[Data entries]

►

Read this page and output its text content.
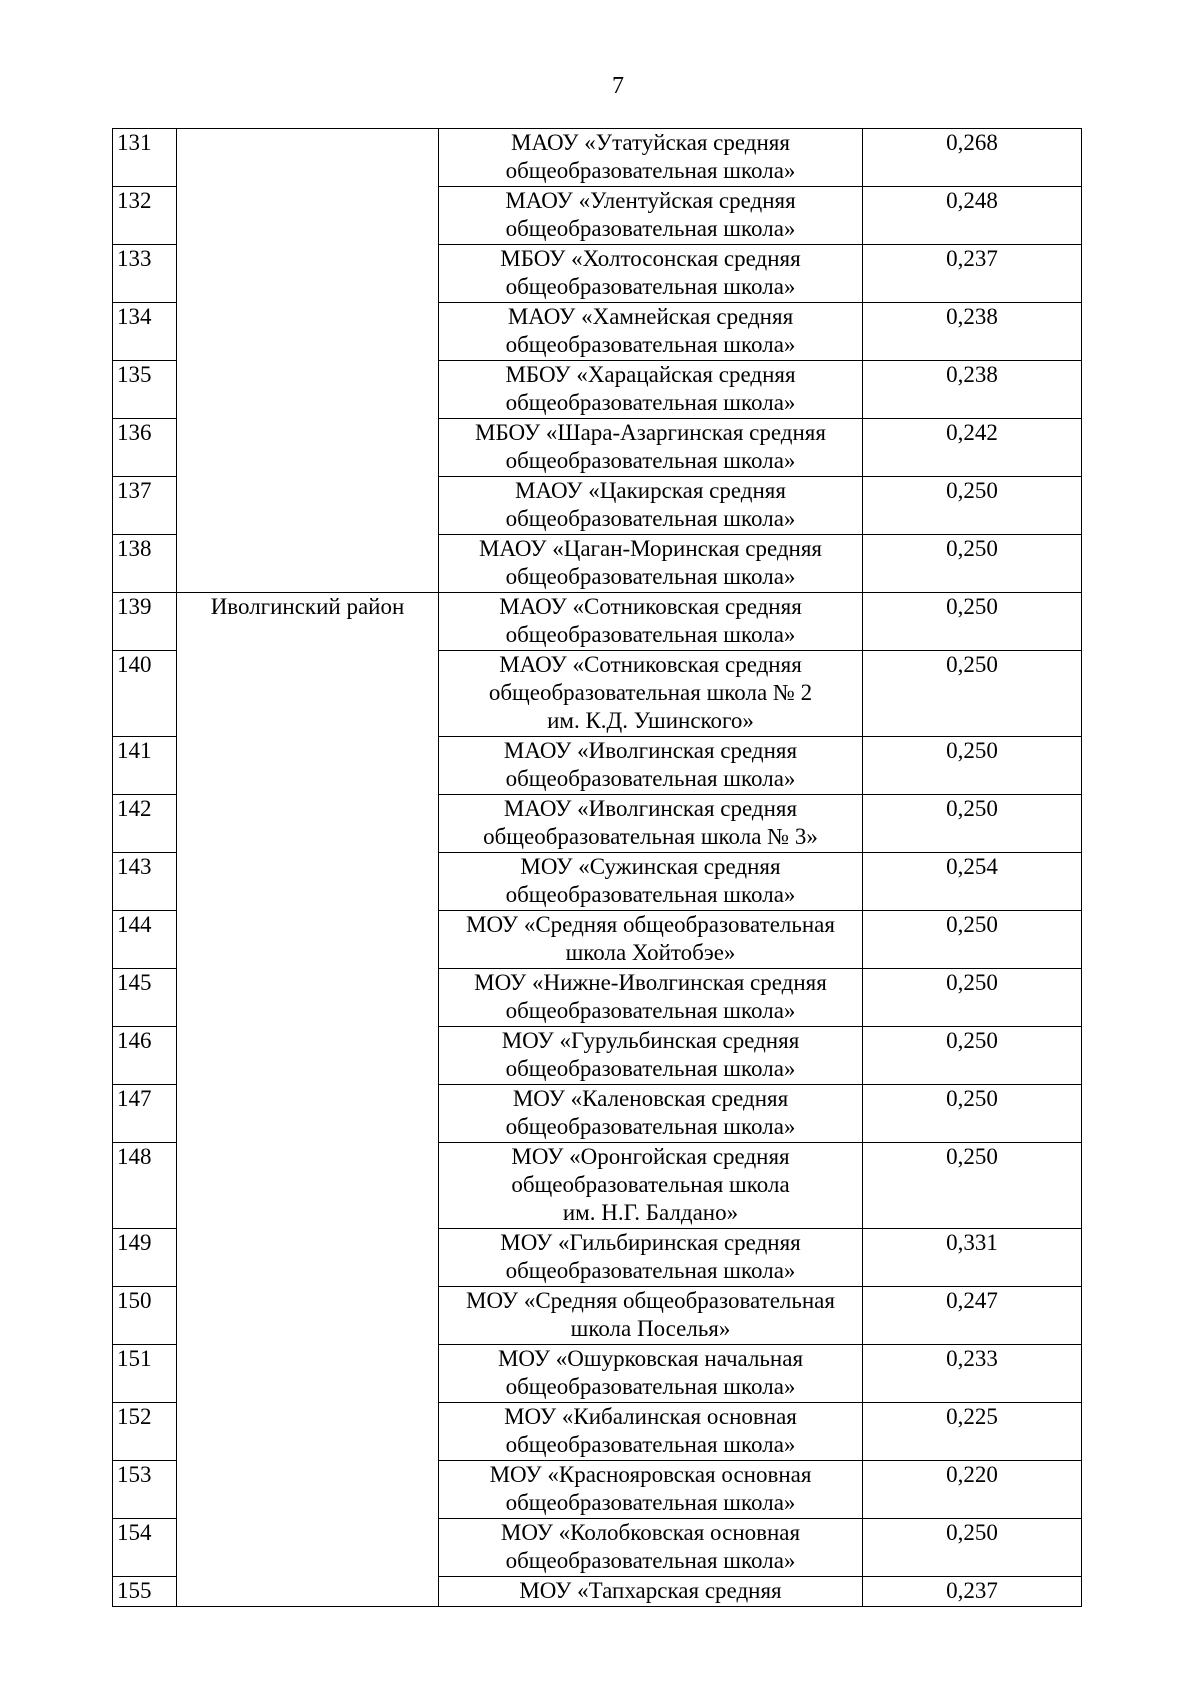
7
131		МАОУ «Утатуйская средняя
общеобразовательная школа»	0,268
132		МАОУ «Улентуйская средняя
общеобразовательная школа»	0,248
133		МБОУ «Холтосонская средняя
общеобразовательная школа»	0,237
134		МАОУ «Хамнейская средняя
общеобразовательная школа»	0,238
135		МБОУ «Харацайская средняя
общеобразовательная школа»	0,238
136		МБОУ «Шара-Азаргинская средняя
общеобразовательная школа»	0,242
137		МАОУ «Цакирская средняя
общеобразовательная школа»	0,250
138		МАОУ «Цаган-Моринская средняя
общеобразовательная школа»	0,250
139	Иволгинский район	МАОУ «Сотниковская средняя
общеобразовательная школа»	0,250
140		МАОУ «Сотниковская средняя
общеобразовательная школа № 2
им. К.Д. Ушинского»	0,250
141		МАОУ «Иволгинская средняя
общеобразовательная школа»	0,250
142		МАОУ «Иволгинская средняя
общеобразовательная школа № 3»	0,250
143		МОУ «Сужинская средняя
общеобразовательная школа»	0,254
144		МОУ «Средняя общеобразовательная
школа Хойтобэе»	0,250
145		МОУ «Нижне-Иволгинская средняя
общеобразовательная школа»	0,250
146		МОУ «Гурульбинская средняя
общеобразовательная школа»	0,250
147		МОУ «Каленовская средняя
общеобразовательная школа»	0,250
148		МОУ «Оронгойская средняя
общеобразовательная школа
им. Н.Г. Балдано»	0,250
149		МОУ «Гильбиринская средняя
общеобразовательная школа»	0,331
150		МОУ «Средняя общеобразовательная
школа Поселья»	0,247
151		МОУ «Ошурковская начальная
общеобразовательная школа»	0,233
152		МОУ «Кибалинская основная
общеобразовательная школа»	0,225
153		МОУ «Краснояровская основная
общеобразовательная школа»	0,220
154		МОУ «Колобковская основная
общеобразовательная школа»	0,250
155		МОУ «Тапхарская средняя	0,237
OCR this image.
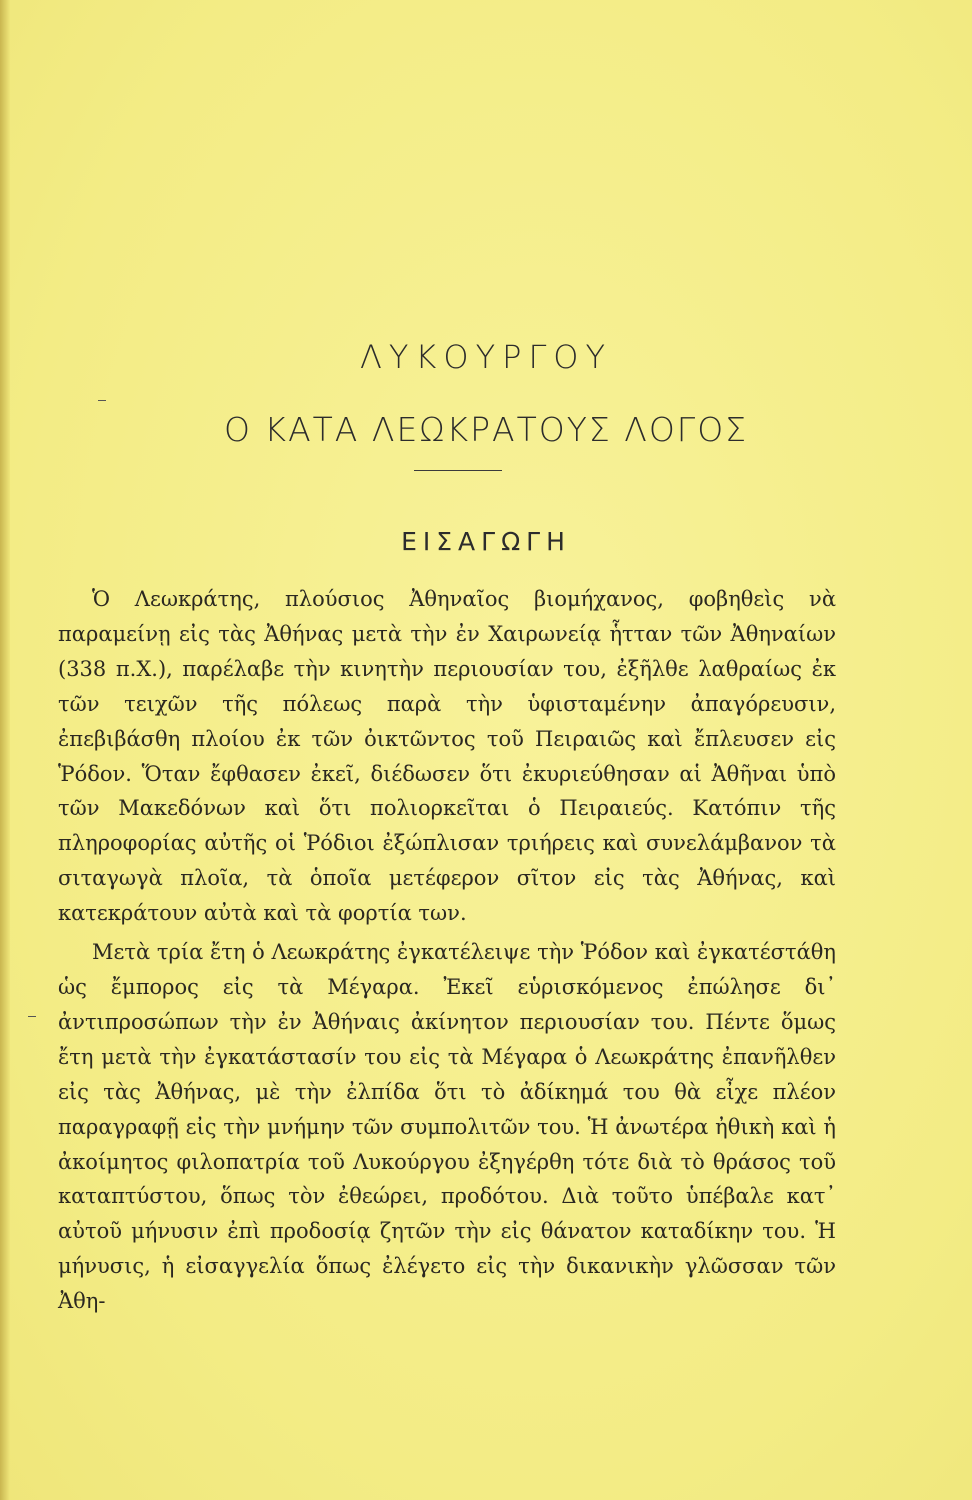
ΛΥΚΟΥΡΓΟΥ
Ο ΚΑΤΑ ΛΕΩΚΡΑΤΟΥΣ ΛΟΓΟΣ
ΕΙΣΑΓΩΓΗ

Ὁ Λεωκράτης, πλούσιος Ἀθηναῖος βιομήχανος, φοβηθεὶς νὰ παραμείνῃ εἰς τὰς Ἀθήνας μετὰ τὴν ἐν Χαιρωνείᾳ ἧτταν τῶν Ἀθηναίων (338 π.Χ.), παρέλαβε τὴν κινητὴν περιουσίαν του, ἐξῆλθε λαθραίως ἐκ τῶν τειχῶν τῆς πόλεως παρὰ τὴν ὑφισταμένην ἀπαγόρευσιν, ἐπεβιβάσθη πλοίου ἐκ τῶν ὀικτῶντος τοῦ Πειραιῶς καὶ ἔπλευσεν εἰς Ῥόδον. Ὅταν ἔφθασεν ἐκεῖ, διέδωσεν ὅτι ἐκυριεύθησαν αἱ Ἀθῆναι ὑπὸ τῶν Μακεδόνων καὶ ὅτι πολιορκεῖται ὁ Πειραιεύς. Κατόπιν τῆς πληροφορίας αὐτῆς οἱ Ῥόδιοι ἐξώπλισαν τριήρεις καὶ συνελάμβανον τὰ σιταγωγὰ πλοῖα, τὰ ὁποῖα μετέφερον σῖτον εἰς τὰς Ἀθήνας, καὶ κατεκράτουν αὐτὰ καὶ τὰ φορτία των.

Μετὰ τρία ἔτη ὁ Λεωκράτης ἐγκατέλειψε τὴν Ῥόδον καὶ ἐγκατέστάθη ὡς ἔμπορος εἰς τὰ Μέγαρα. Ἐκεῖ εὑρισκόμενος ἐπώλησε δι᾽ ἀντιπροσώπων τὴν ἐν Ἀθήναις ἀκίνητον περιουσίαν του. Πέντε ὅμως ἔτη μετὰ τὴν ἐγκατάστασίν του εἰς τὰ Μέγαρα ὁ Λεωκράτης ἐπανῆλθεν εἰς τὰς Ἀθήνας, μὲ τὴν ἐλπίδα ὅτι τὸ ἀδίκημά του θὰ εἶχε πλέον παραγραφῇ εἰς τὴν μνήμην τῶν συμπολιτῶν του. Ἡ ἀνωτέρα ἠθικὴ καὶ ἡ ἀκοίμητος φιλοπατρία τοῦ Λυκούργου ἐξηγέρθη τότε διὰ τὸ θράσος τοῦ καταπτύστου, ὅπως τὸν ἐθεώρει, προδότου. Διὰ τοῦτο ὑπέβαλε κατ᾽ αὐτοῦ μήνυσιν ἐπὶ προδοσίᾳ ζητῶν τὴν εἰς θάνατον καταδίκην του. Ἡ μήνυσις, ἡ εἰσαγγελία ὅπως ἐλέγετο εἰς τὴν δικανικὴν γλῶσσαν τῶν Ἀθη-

◄

» Task description: Wherever a line in the data above holds "Иволгинская", copy that line.

» Task answer:
141		МАОУ «Иволгинская средняя
142		МАОУ «Иволгинская средняя
145		МОУ «Нижне-Иволгинская средняя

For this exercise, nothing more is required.